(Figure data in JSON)
* BEGIN *

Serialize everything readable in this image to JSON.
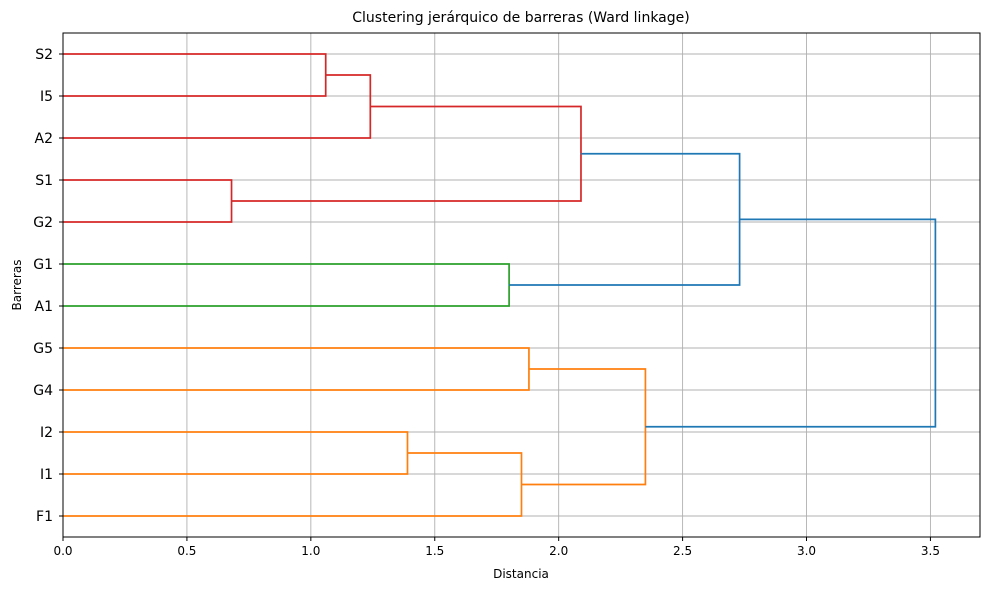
{
  "chart_data": {
    "type": "dendrogram",
    "orientation": "right",
    "title": "Clustering jerárquico de barreras (Ward linkage)",
    "xlabel": "Distancia",
    "ylabel": "Barreras",
    "xlim": [
      0,
      3.7
    ],
    "xticks": [
      0.0,
      0.5,
      1.0,
      1.5,
      2.0,
      2.5,
      3.0,
      3.5
    ],
    "xtick_labels": [
      "0.0",
      "0.5",
      "1.0",
      "1.5",
      "2.0",
      "2.5",
      "3.0",
      "3.5"
    ],
    "grid": true,
    "leaves": [
      "S2",
      "I5",
      "A2",
      "S1",
      "G2",
      "G1",
      "A1",
      "G5",
      "G4",
      "I2",
      "I1",
      "F1"
    ],
    "colors": {
      "red": "#d62728",
      "green": "#2ca02c",
      "orange": "#ff7f0e",
      "blue": "#1f77b4"
    },
    "merges": [
      {
        "id": "c1",
        "children": [
          "S2",
          "I5"
        ],
        "distance": 1.06,
        "color": "red"
      },
      {
        "id": "c2",
        "children": [
          "c1",
          "A2"
        ],
        "distance": 1.24,
        "color": "red"
      },
      {
        "id": "c3",
        "children": [
          "S1",
          "G2"
        ],
        "distance": 0.68,
        "color": "red"
      },
      {
        "id": "c4",
        "children": [
          "c2",
          "c3"
        ],
        "distance": 2.09,
        "color": "red"
      },
      {
        "id": "c5",
        "children": [
          "G1",
          "A1"
        ],
        "distance": 1.8,
        "color": "green"
      },
      {
        "id": "c6",
        "children": [
          "c4",
          "c5"
        ],
        "distance": 2.73,
        "color": "blue"
      },
      {
        "id": "c7",
        "children": [
          "G5",
          "G4"
        ],
        "distance": 1.88,
        "color": "orange"
      },
      {
        "id": "c8",
        "children": [
          "I2",
          "I1"
        ],
        "distance": 1.39,
        "color": "orange"
      },
      {
        "id": "c9",
        "children": [
          "c8",
          "F1"
        ],
        "distance": 1.85,
        "color": "orange"
      },
      {
        "id": "c10",
        "children": [
          "c7",
          "c9"
        ],
        "distance": 2.35,
        "color": "orange"
      },
      {
        "id": "c11",
        "children": [
          "c6",
          "c10"
        ],
        "distance": 3.52,
        "color": "blue"
      }
    ]
  }
}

* END *

GIVEN REQUEST> Without the pictures, retype the whole of the material above exactly.

RESPONSE TO THIS TASK>
Serialize everything readable in this image to JSON.
{
  "chart_data": {
    "type": "dendrogram",
    "orientation": "right",
    "title": "Clustering jerárquico de barreras (Ward linkage)",
    "xlabel": "Distancia",
    "ylabel": "Barreras",
    "xlim": [
      0,
      3.7
    ],
    "xticks": [
      0.0,
      0.5,
      1.0,
      1.5,
      2.0,
      2.5,
      3.0,
      3.5
    ],
    "xtick_labels": [
      "0.0",
      "0.5",
      "1.0",
      "1.5",
      "2.0",
      "2.5",
      "3.0",
      "3.5"
    ],
    "grid": true,
    "leaves": [
      "S2",
      "I5",
      "A2",
      "S1",
      "G2",
      "G1",
      "A1",
      "G5",
      "G4",
      "I2",
      "I1",
      "F1"
    ],
    "colors": {
      "red": "#d62728",
      "green": "#2ca02c",
      "orange": "#ff7f0e",
      "blue": "#1f77b4"
    },
    "merges": [
      {
        "id": "c1",
        "children": [
          "S2",
          "I5"
        ],
        "distance": 1.06,
        "color": "red"
      },
      {
        "id": "c2",
        "children": [
          "c1",
          "A2"
        ],
        "distance": 1.24,
        "color": "red"
      },
      {
        "id": "c3",
        "children": [
          "S1",
          "G2"
        ],
        "distance": 0.68,
        "color": "red"
      },
      {
        "id": "c4",
        "children": [
          "c2",
          "c3"
        ],
        "distance": 2.09,
        "color": "red"
      },
      {
        "id": "c5",
        "children": [
          "G1",
          "A1"
        ],
        "distance": 1.8,
        "color": "green"
      },
      {
        "id": "c6",
        "children": [
          "c4",
          "c5"
        ],
        "distance": 2.73,
        "color": "blue"
      },
      {
        "id": "c7",
        "children": [
          "G5",
          "G4"
        ],
        "distance": 1.88,
        "color": "orange"
      },
      {
        "id": "c8",
        "children": [
          "I2",
          "I1"
        ],
        "distance": 1.39,
        "color": "orange"
      },
      {
        "id": "c9",
        "children": [
          "c8",
          "F1"
        ],
        "distance": 1.85,
        "color": "orange"
      },
      {
        "id": "c10",
        "children": [
          "c7",
          "c9"
        ],
        "distance": 2.35,
        "color": "orange"
      },
      {
        "id": "c11",
        "children": [
          "c6",
          "c10"
        ],
        "distance": 3.52,
        "color": "blue"
      }
    ]
  }
}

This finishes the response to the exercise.